-------- PROVIDED INFORMATION
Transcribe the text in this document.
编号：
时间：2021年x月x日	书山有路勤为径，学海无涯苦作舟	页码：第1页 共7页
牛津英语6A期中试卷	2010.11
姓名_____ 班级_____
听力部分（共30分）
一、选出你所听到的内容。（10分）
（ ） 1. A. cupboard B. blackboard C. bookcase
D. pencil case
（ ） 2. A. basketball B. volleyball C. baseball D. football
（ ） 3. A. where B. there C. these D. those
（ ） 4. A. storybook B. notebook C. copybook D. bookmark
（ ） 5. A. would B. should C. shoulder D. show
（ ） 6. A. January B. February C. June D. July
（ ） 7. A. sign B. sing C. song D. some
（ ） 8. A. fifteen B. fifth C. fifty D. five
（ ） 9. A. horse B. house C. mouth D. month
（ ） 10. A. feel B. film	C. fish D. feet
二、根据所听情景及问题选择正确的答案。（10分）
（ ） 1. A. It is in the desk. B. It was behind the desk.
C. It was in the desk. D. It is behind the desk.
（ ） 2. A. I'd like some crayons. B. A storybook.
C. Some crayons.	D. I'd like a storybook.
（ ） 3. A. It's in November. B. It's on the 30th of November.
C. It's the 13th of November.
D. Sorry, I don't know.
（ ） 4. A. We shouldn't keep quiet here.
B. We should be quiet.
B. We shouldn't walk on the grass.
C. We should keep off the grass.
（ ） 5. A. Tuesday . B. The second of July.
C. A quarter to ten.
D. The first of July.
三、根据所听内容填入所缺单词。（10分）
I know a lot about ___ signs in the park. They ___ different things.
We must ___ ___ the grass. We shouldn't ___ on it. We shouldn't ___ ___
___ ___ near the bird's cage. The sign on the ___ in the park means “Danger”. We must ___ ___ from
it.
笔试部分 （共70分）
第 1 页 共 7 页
----------------
Nothing should be left out: repeat all of the data exactly.

Transcribe the text in this document.
编号：
时间：2021年x月x日	书山有路勤为径，学海无涯苦作舟	页码：第1页 共7页
牛津英语6A期中试卷	2010.11
姓名_____ 班级_____
听力部分（共30分）
一、选出你所听到的内容。（10分）
（ ） 1. A. cupboard B. blackboard C. bookcase
D. pencil case
（ ） 2. A. basketball B. volleyball C. baseball D. football
（ ） 3. A. where B. there C. these D. those
（ ） 4. A. storybook B. notebook C. copybook D. bookmark
（ ） 5. A. would B. should C. shoulder D. show
（ ） 6. A. January B. February C. June D. July
（ ） 7. A. sign B. sing C. song D. some
（ ） 8. A. fifteen B. fifth C. fifty D. five
（ ） 9. A. horse B. house C. mouth D. month
（ ） 10. A. feel B. film	C. fish D. feet
二、根据所听情景及问题选择正确的答案。（10分）
（ ） 1. A. It is in the desk. B. It was behind the desk.
C. It was in the desk. D. It is behind the desk.
（ ） 2. A. I'd like some crayons. B. A storybook.
C. Some crayons.	D. I'd like a storybook.
（ ） 3. A. It's in November. B. It's on the 30th of November.
C. It's the 13th of November.
D. Sorry, I don't know.
（ ） 4. A. We shouldn't keep quiet here.
B. We should be quiet.
B. We shouldn't walk on the grass.
C. We should keep off the grass.
（ ） 5. A. Tuesday . B. The second of July.
C. A quarter to ten.
D. The first of July.
三、根据所听内容填入所缺单词。（10分）
I know a lot about ___ signs in the park. They ___ different things.
We must ___ ___ the grass. We shouldn't ___ on it. We shouldn't ___ ___
___ ___ near the bird's cage. The sign on the ___ in the park means “Danger”. We must ___ ___ from
it.
笔试部分 （共70分）
第 1 页 共 7 页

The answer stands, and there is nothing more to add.